To do: Go over the entries below line by line, copying each one that contains the word "kiện".
BEGIN Extracted information
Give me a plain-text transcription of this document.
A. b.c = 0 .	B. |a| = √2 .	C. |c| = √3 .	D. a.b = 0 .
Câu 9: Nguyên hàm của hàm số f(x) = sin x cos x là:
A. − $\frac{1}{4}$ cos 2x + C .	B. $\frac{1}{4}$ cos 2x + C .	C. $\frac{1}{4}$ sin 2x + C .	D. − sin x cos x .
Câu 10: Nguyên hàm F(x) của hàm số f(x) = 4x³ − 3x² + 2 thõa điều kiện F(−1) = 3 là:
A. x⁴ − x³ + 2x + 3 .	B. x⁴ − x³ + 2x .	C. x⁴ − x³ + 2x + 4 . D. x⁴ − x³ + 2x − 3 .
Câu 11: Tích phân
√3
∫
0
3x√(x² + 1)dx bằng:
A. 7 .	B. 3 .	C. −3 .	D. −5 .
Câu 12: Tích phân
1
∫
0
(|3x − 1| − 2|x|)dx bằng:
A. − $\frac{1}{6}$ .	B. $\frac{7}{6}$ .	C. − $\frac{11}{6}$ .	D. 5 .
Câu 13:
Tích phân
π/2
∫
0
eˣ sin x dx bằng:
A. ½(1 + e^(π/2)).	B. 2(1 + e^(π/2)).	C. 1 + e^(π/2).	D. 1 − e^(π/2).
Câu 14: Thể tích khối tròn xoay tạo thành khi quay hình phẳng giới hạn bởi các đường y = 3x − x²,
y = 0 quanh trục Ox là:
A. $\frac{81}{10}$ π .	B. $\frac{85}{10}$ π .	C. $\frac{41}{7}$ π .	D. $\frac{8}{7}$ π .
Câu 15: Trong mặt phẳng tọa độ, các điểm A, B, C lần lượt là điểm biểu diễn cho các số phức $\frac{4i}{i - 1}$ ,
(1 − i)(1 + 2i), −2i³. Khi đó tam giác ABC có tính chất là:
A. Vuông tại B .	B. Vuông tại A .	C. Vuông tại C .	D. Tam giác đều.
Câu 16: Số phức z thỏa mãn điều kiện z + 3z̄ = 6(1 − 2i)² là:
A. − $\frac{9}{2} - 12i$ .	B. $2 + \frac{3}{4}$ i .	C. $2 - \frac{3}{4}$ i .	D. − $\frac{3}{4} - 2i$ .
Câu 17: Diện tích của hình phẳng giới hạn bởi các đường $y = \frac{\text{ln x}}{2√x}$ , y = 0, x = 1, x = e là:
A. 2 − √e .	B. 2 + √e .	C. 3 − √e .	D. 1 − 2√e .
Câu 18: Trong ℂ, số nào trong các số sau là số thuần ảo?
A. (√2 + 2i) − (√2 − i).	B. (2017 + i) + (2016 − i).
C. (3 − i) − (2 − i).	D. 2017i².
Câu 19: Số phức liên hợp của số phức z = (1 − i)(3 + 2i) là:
END Extracted information
The answer:
Câu 10: Nguyên hàm F(x) của hàm số f(x) = 4x³ − 3x² + 2 thõa điều kiện F(−1) = 3 là:
Câu 16: Số phức z thỏa mãn điều kiện z + 3z̄ = 6(1 − 2i)² là:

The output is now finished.